* start Dataset extract *
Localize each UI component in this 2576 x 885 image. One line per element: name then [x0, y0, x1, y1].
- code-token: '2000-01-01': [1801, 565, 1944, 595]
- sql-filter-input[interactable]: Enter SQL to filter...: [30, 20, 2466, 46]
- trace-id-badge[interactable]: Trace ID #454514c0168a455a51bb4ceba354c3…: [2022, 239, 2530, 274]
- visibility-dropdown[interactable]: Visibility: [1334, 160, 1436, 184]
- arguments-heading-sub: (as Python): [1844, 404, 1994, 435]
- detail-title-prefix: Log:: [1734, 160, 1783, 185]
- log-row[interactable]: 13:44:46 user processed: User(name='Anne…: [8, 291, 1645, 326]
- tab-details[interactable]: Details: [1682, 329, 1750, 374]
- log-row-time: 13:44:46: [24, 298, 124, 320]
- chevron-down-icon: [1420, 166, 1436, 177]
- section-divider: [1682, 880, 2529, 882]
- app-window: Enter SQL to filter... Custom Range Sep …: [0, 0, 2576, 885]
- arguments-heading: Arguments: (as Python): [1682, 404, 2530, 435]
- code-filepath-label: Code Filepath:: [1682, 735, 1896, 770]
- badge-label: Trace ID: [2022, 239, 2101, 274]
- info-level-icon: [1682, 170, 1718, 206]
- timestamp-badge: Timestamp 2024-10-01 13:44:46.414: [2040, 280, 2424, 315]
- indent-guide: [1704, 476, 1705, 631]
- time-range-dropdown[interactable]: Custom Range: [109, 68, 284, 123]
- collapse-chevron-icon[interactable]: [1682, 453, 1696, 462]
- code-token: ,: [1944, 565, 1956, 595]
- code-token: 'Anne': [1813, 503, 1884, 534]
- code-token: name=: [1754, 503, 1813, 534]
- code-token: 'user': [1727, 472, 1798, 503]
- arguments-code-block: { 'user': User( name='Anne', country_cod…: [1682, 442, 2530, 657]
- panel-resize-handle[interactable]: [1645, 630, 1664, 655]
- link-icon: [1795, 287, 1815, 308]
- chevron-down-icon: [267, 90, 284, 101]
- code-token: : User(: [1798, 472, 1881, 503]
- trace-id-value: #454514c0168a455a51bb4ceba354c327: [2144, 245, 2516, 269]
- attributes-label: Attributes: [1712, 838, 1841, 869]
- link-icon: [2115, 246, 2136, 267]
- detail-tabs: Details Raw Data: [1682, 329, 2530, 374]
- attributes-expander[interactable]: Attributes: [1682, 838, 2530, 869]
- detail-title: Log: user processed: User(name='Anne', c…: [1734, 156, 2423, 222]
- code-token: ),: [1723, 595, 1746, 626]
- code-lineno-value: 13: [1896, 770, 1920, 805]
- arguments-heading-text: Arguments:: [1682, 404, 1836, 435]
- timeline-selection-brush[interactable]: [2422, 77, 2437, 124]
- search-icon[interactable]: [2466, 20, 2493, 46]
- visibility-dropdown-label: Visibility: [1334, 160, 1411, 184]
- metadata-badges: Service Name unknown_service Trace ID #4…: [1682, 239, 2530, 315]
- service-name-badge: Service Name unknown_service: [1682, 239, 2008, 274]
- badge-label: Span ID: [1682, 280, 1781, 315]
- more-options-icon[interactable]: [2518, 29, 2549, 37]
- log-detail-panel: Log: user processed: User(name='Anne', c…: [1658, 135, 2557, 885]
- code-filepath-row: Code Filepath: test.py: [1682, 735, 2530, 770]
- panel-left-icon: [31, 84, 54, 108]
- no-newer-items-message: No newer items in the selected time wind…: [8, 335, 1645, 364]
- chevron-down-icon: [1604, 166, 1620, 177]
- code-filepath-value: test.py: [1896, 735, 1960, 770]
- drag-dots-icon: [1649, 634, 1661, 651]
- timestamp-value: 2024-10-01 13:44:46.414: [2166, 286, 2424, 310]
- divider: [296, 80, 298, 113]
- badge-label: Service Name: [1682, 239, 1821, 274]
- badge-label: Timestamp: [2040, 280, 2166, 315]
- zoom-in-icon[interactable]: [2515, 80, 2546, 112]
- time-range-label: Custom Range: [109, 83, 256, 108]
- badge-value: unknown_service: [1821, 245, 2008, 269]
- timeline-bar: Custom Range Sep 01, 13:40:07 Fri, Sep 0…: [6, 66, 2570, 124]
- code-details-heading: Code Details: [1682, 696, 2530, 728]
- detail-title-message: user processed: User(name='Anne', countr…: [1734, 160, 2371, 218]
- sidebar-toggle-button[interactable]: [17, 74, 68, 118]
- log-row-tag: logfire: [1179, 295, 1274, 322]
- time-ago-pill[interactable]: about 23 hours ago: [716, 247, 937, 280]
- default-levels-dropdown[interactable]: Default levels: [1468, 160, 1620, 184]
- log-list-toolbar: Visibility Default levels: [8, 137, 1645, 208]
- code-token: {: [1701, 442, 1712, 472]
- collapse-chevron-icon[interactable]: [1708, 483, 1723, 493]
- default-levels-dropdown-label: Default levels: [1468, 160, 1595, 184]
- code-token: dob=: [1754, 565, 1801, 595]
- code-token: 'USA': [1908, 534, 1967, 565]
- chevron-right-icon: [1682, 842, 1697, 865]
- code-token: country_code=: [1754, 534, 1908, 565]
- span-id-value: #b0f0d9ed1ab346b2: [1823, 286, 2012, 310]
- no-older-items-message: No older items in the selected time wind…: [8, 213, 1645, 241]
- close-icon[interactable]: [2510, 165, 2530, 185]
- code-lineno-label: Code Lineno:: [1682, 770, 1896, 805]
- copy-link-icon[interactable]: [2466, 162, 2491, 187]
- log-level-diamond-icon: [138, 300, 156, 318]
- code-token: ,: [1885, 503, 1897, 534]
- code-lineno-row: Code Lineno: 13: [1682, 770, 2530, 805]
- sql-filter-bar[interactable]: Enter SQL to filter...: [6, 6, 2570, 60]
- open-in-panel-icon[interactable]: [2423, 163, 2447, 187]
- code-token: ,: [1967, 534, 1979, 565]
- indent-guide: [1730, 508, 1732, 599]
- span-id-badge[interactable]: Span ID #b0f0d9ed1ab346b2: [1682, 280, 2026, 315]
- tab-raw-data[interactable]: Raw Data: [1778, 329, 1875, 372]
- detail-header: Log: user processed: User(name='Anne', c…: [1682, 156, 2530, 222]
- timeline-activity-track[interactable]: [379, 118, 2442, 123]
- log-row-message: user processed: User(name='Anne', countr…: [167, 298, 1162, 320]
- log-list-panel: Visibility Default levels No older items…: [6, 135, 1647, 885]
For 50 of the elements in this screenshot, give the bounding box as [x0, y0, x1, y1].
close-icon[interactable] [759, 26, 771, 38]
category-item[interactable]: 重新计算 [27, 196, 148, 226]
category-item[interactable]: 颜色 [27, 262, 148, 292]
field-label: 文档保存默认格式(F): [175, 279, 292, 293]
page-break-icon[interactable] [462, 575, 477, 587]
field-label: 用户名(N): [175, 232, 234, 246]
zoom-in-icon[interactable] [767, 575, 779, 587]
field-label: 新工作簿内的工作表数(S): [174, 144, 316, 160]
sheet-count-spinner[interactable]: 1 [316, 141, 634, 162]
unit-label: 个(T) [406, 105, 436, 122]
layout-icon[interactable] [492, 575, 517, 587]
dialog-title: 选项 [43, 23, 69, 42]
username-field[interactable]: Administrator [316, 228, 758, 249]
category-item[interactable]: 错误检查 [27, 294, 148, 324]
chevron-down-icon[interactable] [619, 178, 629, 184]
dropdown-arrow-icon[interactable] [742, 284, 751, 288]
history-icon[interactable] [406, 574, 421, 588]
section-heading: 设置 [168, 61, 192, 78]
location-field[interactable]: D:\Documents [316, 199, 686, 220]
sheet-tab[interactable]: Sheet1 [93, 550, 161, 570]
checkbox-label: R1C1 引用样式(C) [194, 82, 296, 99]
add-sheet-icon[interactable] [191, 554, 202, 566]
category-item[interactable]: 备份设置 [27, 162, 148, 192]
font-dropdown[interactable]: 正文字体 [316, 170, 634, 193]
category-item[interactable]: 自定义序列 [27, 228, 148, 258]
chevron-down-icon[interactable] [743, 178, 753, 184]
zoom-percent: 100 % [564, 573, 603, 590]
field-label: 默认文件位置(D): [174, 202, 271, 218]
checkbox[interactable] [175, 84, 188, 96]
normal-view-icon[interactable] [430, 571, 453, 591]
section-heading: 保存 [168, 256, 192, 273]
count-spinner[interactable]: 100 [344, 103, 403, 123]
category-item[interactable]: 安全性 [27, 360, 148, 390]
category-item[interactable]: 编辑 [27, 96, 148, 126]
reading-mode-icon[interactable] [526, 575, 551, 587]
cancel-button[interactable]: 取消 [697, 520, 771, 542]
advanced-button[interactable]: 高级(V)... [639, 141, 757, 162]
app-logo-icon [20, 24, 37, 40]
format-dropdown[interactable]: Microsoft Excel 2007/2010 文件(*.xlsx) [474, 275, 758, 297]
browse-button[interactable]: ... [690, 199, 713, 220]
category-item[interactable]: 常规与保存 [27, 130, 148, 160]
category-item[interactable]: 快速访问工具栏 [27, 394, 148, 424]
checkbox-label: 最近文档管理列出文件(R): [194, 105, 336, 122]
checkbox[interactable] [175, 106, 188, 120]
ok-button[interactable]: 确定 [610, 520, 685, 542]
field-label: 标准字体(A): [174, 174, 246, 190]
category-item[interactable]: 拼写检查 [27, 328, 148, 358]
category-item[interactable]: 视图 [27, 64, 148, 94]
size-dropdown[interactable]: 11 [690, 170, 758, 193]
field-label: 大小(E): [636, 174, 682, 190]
* end Dataset extract *
**Problem**
Can you write out the lines from the first one up to and including the line with "- code-token: 'user': [1727, 472, 1798, 503]"?

**Full response**
Localize each UI component in this 2576 x 885 image. One line per element: name then [x0, y0, x1, y1].
- code-token: '2000-01-01': [1801, 565, 1944, 595]
- sql-filter-input[interactable]: Enter SQL to filter...: [30, 20, 2466, 46]
- trace-id-badge[interactable]: Trace ID #454514c0168a455a51bb4ceba354c3…: [2022, 239, 2530, 274]
- visibility-dropdown[interactable]: Visibility: [1334, 160, 1436, 184]
- arguments-heading-sub: (as Python): [1844, 404, 1994, 435]
- detail-title-prefix: Log:: [1734, 160, 1783, 185]
- log-row[interactable]: 13:44:46 user processed: User(name='Anne…: [8, 291, 1645, 326]
- tab-details[interactable]: Details: [1682, 329, 1750, 374]
- log-row-time: 13:44:46: [24, 298, 124, 320]
- chevron-down-icon: [1420, 166, 1436, 177]
- section-divider: [1682, 880, 2529, 882]
- app-window: Enter SQL to filter... Custom Range Sep …: [0, 0, 2576, 885]
- arguments-heading: Arguments: (as Python): [1682, 404, 2530, 435]
- code-filepath-label: Code Filepath:: [1682, 735, 1896, 770]
- badge-label: Trace ID: [2022, 239, 2101, 274]
- info-level-icon: [1682, 170, 1718, 206]
- timestamp-badge: Timestamp 2024-10-01 13:44:46.414: [2040, 280, 2424, 315]
- indent-guide: [1704, 476, 1705, 631]
- time-range-dropdown[interactable]: Custom Range: [109, 68, 284, 123]
- collapse-chevron-icon[interactable]: [1682, 453, 1696, 462]
- code-token: ,: [1944, 565, 1956, 595]
- code-token: 'Anne': [1813, 503, 1884, 534]
- code-token: name=: [1754, 503, 1813, 534]
- code-token: 'user': [1727, 472, 1798, 503]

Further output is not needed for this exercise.